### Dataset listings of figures
::::

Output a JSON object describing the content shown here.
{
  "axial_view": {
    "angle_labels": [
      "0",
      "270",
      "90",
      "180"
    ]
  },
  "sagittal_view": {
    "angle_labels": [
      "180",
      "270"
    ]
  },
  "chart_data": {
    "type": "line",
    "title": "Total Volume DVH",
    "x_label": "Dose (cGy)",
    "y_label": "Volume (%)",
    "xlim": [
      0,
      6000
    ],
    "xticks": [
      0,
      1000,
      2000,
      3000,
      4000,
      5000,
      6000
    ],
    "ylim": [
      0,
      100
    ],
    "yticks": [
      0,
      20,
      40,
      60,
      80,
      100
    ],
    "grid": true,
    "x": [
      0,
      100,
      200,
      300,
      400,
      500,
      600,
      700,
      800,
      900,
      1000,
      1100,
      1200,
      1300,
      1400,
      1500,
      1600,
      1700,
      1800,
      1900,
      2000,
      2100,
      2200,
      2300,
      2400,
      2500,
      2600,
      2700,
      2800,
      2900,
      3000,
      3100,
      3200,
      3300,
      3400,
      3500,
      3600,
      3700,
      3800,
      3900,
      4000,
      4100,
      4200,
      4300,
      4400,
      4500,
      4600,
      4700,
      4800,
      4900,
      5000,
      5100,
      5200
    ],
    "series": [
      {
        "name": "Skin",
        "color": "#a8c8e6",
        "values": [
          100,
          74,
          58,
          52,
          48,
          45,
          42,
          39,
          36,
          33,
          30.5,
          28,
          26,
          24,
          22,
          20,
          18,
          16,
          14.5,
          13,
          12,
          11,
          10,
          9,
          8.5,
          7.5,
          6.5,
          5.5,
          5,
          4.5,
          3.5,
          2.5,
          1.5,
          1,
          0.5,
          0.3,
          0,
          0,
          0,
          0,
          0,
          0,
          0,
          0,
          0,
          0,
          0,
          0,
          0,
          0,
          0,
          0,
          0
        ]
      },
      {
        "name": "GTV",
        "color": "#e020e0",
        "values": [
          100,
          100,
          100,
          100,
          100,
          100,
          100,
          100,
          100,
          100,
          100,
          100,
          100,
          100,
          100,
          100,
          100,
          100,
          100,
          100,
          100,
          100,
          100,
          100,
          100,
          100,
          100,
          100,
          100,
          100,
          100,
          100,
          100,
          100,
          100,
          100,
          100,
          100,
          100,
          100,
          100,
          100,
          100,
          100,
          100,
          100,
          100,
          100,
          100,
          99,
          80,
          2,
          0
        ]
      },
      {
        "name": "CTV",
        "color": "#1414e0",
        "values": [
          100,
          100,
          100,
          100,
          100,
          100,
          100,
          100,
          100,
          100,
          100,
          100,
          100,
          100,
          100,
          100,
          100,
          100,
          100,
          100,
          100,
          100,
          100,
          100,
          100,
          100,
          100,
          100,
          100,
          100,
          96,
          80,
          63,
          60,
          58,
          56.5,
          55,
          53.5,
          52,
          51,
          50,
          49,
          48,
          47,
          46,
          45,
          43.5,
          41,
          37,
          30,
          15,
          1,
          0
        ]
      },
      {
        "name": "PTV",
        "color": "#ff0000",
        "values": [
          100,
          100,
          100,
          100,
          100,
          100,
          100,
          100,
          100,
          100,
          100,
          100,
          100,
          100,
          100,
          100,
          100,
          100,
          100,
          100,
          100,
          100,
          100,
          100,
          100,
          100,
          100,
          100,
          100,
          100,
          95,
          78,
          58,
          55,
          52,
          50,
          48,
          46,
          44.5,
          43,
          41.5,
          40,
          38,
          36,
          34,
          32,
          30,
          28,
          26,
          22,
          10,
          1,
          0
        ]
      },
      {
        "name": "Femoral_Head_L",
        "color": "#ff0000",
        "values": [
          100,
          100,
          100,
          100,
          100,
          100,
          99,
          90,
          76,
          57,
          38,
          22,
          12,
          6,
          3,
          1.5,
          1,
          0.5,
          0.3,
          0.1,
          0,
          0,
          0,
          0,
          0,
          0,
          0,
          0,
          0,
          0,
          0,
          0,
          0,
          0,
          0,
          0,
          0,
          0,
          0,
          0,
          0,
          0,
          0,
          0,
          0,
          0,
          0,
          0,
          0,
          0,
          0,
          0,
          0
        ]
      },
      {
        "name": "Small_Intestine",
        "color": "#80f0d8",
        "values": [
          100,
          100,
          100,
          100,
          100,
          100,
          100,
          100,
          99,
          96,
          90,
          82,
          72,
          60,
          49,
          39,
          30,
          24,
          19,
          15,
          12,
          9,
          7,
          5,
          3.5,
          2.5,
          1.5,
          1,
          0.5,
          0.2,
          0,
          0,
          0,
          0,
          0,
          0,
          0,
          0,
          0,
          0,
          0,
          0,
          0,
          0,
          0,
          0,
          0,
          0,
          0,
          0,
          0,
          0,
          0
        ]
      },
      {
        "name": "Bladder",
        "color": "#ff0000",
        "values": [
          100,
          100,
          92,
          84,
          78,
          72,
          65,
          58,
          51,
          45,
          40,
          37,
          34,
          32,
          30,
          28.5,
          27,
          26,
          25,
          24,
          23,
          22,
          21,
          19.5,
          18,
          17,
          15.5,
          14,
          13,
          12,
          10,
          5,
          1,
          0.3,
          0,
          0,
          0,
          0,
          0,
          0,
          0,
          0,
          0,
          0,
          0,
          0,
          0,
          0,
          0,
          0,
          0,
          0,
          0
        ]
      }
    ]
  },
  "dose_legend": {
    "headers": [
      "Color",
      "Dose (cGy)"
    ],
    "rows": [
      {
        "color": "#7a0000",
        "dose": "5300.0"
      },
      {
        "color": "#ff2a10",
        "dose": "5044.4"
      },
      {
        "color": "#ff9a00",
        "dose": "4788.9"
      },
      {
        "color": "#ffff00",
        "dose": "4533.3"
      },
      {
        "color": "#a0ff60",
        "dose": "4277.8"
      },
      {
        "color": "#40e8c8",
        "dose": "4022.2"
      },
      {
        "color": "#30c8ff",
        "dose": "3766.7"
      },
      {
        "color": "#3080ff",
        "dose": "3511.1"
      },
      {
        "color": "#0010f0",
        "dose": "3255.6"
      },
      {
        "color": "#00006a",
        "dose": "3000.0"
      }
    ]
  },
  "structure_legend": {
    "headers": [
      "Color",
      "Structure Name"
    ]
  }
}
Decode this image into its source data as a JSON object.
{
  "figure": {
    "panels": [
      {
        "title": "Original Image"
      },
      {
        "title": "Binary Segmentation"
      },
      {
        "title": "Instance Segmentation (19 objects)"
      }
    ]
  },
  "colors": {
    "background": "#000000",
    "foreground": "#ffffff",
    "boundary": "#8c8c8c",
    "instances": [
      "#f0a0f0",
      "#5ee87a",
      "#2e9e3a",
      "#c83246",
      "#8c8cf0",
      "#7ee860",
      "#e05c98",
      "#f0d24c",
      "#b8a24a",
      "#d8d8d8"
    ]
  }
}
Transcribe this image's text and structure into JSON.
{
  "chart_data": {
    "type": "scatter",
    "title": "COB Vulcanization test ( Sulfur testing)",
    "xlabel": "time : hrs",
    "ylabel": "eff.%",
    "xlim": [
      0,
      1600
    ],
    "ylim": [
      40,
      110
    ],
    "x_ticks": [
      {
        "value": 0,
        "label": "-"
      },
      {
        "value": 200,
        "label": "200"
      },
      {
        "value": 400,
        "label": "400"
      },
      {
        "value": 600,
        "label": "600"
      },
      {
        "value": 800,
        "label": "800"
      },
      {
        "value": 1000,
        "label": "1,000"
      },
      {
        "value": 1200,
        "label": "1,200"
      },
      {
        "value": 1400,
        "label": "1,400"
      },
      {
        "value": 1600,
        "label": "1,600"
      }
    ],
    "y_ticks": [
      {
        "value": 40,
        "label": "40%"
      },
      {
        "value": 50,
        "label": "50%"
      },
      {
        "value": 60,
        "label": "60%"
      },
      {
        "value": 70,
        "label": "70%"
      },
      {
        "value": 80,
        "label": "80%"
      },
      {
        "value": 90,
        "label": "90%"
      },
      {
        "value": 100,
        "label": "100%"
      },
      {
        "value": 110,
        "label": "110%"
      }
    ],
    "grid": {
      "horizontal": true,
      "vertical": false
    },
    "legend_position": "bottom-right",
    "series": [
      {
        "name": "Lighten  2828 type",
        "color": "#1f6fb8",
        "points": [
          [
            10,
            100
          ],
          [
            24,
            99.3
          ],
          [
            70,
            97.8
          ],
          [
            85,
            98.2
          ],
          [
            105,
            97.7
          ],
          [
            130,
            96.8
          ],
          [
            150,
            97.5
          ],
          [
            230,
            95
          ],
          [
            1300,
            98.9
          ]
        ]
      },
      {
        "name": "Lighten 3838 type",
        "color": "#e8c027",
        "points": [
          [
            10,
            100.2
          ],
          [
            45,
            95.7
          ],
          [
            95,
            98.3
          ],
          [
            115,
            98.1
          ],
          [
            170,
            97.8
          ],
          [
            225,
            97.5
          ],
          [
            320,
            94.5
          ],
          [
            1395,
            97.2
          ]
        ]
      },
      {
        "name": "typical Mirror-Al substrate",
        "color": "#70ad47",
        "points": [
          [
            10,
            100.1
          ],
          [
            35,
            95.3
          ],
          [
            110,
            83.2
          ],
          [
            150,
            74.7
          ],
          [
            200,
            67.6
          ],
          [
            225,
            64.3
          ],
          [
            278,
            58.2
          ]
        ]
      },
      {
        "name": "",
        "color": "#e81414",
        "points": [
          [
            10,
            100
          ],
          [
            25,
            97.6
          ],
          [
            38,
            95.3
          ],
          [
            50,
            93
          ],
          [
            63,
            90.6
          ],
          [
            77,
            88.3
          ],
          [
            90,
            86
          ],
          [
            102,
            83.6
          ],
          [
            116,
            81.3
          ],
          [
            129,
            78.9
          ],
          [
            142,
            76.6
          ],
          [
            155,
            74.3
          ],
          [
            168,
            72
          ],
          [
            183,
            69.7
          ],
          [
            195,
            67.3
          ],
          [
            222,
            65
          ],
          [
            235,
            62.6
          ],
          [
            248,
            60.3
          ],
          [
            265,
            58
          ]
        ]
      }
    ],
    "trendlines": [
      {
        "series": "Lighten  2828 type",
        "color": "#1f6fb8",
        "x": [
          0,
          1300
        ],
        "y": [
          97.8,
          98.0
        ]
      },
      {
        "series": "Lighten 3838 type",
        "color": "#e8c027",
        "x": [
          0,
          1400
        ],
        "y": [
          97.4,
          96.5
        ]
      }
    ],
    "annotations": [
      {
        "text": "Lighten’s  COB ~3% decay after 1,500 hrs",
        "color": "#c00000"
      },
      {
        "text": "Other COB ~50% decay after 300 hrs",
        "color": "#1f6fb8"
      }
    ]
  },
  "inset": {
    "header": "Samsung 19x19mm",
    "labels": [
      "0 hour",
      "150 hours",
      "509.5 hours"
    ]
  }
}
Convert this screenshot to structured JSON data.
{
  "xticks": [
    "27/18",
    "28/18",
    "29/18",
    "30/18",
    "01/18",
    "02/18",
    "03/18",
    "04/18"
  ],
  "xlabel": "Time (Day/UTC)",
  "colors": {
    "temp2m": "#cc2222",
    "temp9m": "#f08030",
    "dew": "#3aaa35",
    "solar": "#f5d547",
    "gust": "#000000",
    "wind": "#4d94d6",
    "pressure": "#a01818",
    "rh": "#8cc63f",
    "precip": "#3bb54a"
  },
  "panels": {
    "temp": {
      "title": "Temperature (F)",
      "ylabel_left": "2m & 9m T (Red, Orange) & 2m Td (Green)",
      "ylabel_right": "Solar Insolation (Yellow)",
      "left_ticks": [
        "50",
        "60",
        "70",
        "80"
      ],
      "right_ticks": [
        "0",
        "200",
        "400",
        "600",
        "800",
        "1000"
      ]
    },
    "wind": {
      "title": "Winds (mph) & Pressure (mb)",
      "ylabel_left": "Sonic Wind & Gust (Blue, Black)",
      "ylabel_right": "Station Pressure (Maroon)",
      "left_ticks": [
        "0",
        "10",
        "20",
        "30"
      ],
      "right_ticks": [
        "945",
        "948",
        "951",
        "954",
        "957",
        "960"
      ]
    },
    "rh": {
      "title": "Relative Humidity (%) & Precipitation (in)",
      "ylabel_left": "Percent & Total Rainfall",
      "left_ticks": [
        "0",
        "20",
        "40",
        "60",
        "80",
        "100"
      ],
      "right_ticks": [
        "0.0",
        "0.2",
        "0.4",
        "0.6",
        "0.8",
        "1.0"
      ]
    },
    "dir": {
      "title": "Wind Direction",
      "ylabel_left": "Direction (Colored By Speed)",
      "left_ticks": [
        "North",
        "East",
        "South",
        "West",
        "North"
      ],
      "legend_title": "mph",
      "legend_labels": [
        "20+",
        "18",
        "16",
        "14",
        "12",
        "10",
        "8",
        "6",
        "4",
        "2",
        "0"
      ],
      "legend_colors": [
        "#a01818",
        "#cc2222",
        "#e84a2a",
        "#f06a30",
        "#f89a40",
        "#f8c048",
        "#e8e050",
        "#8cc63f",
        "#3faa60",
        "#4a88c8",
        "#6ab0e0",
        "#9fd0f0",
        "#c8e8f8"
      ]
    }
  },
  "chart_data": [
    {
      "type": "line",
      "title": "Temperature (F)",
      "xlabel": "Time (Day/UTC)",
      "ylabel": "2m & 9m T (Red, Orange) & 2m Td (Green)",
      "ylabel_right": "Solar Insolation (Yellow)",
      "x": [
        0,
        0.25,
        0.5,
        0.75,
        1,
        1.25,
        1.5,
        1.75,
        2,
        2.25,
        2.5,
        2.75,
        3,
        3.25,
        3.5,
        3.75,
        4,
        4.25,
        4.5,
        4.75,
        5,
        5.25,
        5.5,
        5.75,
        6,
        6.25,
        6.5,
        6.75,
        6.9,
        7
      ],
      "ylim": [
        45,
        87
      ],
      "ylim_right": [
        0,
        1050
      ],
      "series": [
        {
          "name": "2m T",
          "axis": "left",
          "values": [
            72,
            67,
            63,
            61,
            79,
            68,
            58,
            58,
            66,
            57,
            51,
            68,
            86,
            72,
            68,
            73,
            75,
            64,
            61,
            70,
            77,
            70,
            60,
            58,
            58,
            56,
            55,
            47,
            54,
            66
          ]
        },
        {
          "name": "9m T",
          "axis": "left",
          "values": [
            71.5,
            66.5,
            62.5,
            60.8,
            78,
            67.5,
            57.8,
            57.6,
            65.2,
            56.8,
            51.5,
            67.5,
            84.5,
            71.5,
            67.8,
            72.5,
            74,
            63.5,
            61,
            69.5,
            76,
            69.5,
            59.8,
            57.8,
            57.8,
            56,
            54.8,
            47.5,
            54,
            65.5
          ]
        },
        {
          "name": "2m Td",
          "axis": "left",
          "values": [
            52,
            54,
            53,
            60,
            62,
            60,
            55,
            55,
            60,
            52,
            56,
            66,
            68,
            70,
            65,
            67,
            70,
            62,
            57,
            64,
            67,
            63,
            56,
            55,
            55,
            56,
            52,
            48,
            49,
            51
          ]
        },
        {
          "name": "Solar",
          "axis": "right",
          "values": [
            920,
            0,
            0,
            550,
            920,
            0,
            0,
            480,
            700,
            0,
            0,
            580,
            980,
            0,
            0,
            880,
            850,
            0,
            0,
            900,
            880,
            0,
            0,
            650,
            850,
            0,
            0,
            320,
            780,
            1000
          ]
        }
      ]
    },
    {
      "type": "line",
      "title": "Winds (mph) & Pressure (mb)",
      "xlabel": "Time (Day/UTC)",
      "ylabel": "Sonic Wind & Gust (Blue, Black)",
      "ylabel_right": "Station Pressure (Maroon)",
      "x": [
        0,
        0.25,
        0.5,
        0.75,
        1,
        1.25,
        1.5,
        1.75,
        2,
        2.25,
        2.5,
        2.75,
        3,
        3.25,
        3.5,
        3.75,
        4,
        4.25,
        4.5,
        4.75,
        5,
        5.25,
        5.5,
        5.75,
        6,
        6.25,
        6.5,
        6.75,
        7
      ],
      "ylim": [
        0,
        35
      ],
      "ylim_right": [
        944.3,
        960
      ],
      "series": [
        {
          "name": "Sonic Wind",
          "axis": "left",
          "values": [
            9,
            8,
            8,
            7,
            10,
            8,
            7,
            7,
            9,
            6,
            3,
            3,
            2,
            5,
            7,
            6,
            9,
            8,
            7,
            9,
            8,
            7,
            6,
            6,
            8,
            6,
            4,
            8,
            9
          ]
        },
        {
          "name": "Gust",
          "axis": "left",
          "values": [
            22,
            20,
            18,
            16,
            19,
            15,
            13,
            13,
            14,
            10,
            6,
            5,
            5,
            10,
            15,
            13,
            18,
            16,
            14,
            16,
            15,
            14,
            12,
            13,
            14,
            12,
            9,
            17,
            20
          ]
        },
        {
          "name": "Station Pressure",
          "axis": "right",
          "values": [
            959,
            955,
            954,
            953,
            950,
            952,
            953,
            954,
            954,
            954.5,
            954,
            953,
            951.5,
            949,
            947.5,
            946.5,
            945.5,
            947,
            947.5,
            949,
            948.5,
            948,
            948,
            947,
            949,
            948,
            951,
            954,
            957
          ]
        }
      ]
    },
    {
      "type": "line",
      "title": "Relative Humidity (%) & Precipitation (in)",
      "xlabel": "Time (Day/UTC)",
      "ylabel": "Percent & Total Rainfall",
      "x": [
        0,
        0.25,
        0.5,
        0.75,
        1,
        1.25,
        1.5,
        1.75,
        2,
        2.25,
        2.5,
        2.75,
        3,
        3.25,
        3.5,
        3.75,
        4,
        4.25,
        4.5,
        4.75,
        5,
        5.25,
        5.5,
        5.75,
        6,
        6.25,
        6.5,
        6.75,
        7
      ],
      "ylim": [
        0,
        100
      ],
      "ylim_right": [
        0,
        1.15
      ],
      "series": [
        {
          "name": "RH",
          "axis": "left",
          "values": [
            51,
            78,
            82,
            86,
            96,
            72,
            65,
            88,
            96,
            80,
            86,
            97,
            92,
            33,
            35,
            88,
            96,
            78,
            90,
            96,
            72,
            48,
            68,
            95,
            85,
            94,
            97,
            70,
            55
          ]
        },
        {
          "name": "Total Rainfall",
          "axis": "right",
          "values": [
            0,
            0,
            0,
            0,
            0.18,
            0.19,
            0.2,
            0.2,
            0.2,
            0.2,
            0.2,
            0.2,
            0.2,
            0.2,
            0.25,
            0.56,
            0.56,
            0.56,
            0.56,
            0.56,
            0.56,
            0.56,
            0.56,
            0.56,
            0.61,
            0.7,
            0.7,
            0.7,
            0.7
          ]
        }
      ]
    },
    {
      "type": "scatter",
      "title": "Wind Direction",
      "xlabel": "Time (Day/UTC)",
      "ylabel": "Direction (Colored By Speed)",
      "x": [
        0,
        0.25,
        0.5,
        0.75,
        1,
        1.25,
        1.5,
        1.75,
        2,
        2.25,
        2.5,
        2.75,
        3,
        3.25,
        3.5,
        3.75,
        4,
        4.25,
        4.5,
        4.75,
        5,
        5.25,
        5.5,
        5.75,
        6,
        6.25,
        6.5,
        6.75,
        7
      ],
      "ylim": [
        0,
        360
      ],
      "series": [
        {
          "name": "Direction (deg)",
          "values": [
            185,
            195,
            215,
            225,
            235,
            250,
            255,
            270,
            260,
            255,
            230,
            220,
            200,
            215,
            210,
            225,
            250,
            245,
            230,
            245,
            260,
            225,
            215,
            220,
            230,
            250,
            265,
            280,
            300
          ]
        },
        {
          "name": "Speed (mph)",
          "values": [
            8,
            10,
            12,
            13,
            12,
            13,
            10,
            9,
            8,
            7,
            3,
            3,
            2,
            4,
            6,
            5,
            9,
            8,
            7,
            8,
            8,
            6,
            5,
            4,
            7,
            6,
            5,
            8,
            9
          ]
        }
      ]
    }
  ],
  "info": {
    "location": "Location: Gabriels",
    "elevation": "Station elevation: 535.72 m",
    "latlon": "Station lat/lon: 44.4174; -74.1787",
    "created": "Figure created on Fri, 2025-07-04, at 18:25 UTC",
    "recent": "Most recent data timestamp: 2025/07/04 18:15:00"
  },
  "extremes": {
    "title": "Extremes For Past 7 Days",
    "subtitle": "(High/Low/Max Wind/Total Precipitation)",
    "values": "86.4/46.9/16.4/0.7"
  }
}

::::

### Your objective
Go through the records above and copy every line with the word "Station".

### Finished task
      "ylabel_right": "Station Pressure (Maroon)",
      "ylabel_right": "Station Pressure (Maroon)",
          "name": "Station Pressure",
    "elevation": "Station elevation: 535.72 m",
    "latlon": "Station lat/lon: 44.4174; -74.1787",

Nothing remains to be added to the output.